Supplied information:
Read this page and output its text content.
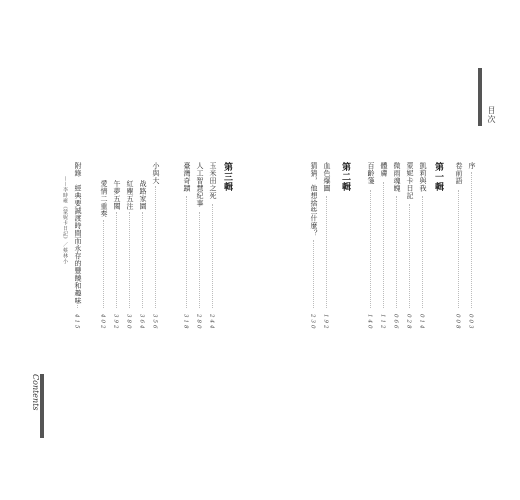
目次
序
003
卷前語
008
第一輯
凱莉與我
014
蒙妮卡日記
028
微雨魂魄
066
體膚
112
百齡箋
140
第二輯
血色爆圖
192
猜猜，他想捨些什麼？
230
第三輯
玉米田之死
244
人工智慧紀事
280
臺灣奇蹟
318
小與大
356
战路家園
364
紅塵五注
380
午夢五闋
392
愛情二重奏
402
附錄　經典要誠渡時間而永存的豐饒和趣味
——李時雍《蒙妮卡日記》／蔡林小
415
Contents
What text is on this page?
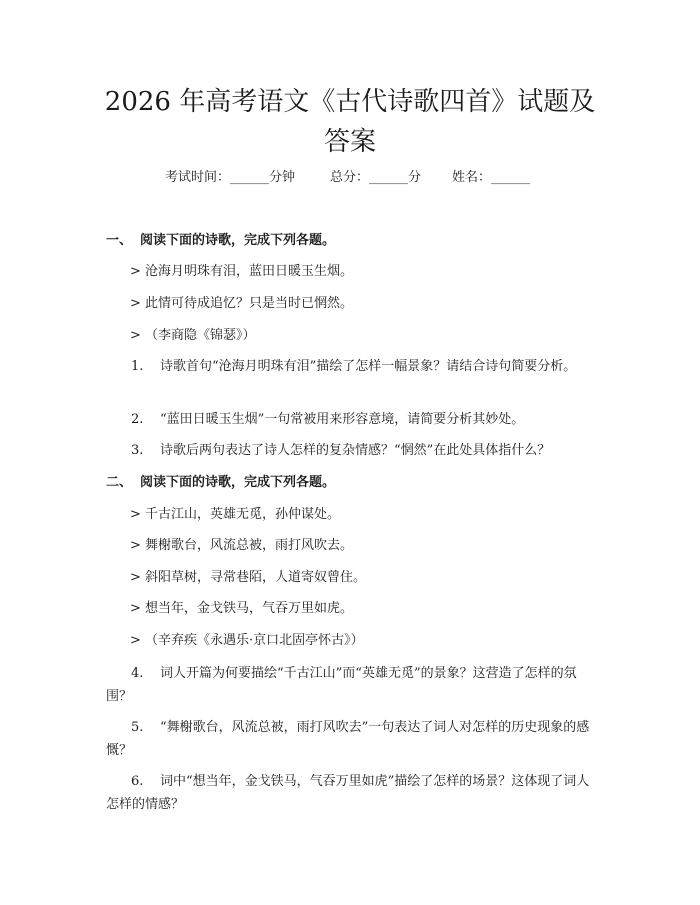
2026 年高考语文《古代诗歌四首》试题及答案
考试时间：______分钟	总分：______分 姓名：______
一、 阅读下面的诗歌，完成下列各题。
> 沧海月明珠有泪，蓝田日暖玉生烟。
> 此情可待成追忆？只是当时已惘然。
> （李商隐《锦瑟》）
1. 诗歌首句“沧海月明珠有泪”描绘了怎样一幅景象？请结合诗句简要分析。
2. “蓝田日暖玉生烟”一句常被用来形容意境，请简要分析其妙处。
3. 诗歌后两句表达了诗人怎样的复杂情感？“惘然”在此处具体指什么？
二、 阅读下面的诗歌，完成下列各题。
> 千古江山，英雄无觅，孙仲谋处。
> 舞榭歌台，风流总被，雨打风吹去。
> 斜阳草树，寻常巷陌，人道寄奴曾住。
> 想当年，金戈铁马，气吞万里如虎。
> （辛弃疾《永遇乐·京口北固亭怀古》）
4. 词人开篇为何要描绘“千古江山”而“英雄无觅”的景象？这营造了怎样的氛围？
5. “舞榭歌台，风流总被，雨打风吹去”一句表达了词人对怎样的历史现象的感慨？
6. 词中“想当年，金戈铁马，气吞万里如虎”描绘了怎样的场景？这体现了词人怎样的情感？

Written problem:
In the records above, find the line containing "What text is on this page?", then please restate it and each line after it word for word, pictures excluded.

Task answer:
What text is on this page?
2026 年高考语文《古代诗歌四首》试题及答案
考试时间：______分钟	总分：______分 姓名：______
一、 阅读下面的诗歌，完成下列各题。
> 沧海月明珠有泪，蓝田日暖玉生烟。
> 此情可待成追忆？只是当时已惘然。
> （李商隐《锦瑟》）
1. 诗歌首句“沧海月明珠有泪”描绘了怎样一幅景象？请结合诗句简要分析。
2. “蓝田日暖玉生烟”一句常被用来形容意境，请简要分析其妙处。
3. 诗歌后两句表达了诗人怎样的复杂情感？“惘然”在此处具体指什么？
二、 阅读下面的诗歌，完成下列各题。
> 千古江山，英雄无觅，孙仲谋处。
> 舞榭歌台，风流总被，雨打风吹去。
> 斜阳草树，寻常巷陌，人道寄奴曾住。
> 想当年，金戈铁马，气吞万里如虎。
> （辛弃疾《永遇乐·京口北固亭怀古》）
4. 词人开篇为何要描绘“千古江山”而“英雄无觅”的景象？这营造了怎样的氛围？
5. “舞榭歌台，风流总被，雨打风吹去”一句表达了词人对怎样的历史现象的感慨？
6. 词中“想当年，金戈铁马，气吞万里如虎”描绘了怎样的场景？这体现了词人怎样的情感？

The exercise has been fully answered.